*Dataset items*
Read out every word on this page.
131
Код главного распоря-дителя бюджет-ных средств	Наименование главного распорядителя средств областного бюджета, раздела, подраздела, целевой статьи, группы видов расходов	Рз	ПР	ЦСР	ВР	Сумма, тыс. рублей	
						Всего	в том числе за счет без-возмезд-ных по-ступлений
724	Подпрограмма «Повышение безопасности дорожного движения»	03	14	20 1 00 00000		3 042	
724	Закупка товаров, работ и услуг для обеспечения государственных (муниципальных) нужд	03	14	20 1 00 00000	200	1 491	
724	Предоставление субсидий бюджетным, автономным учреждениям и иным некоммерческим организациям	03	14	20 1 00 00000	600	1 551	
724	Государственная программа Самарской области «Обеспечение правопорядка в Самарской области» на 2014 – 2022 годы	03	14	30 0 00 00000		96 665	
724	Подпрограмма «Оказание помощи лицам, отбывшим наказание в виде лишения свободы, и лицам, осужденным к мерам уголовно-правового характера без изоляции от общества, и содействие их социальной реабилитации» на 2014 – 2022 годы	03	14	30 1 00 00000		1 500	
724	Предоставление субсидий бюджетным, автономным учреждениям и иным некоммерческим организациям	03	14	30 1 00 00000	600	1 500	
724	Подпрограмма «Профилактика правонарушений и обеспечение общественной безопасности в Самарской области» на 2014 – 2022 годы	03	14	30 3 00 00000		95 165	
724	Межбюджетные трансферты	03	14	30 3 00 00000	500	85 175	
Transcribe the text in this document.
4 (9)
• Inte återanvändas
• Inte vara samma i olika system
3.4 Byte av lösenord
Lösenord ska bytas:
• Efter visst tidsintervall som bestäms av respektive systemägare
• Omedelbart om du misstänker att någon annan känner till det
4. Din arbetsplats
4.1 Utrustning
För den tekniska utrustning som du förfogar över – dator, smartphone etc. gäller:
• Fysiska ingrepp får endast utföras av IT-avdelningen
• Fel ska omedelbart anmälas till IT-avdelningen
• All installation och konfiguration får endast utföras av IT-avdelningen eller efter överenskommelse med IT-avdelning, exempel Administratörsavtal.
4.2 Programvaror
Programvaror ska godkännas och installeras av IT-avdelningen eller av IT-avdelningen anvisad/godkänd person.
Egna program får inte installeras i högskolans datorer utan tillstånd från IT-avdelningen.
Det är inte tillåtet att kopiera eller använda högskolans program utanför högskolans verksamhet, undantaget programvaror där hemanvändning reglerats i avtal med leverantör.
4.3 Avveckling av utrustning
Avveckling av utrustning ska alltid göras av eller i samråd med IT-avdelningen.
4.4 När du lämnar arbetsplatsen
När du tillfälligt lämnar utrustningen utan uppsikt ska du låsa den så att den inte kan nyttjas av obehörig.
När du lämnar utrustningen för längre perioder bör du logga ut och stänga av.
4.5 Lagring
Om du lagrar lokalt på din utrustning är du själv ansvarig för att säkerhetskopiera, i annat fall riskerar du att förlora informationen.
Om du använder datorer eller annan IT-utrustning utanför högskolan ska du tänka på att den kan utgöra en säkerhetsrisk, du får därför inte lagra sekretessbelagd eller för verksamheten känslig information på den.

*STATED TASK*
Produce an exact copy of the whole listing.

*FINAL ANSWER*
Read out every word on this page.
131
Код главного распоря-дителя бюджет-ных средств	Наименование главного распорядителя средств областного бюджета, раздела, подраздела, целевой статьи, группы видов расходов	Рз	ПР	ЦСР	ВР	Сумма, тыс. рублей	
						Всего	в том числе за счет без-возмезд-ных по-ступлений
724	Подпрограмма «Повышение безопасности дорожного движения»	03	14	20 1 00 00000		3 042	
724	Закупка товаров, работ и услуг для обеспечения государственных (муниципальных) нужд	03	14	20 1 00 00000	200	1 491	
724	Предоставление субсидий бюджетным, автономным учреждениям и иным некоммерческим организациям	03	14	20 1 00 00000	600	1 551	
724	Государственная программа Самарской области «Обеспечение правопорядка в Самарской области» на 2014 – 2022 годы	03	14	30 0 00 00000		96 665	
724	Подпрограмма «Оказание помощи лицам, отбывшим наказание в виде лишения свободы, и лицам, осужденным к мерам уголовно-правового характера без изоляции от общества, и содействие их социальной реабилитации» на 2014 – 2022 годы	03	14	30 1 00 00000		1 500	
724	Предоставление субсидий бюджетным, автономным учреждениям и иным некоммерческим организациям	03	14	30 1 00 00000	600	1 500	
724	Подпрограмма «Профилактика правонарушений и обеспечение общественной безопасности в Самарской области» на 2014 – 2022 годы	03	14	30 3 00 00000		95 165	
724	Межбюджетные трансферты	03	14	30 3 00 00000	500	85 175	
Transcribe the text in this document.
4 (9)
• Inte återanvändas
• Inte vara samma i olika system
3.4 Byte av lösenord
Lösenord ska bytas:
• Efter visst tidsintervall som bestäms av respektive systemägare
• Omedelbart om du misstänker att någon annan känner till det
4. Din arbetsplats
4.1 Utrustning
För den tekniska utrustning som du förfogar över – dator, smartphone etc. gäller:
• Fysiska ingrepp får endast utföras av IT-avdelningen
• Fel ska omedelbart anmälas till IT-avdelningen
• All installation och konfiguration får endast utföras av IT-avdelningen eller efter överenskommelse med IT-avdelning, exempel Administratörsavtal.
4.2 Programvaror
Programvaror ska godkännas och installeras av IT-avdelningen eller av IT-avdelningen anvisad/godkänd person.
Egna program får inte installeras i högskolans datorer utan tillstånd från IT-avdelningen.
Det är inte tillåtet att kopiera eller använda högskolans program utanför högskolans verksamhet, undantaget programvaror där hemanvändning reglerats i avtal med leverantör.
4.3 Avveckling av utrustning
Avveckling av utrustning ska alltid göras av eller i samråd med IT-avdelningen.
4.4 När du lämnar arbetsplatsen
När du tillfälligt lämnar utrustningen utan uppsikt ska du låsa den så att den inte kan nyttjas av obehörig.
När du lämnar utrustningen för längre perioder bör du logga ut och stänga av.
4.5 Lagring
Om du lagrar lokalt på din utrustning är du själv ansvarig för att säkerhetskopiera, i annat fall riskerar du att förlora informationen.
Om du använder datorer eller annan IT-utrustning utanför högskolan ska du tänka på att den kan utgöra en säkerhetsrisk, du får därför inte lagra sekretessbelagd eller för verksamheten känslig information på den.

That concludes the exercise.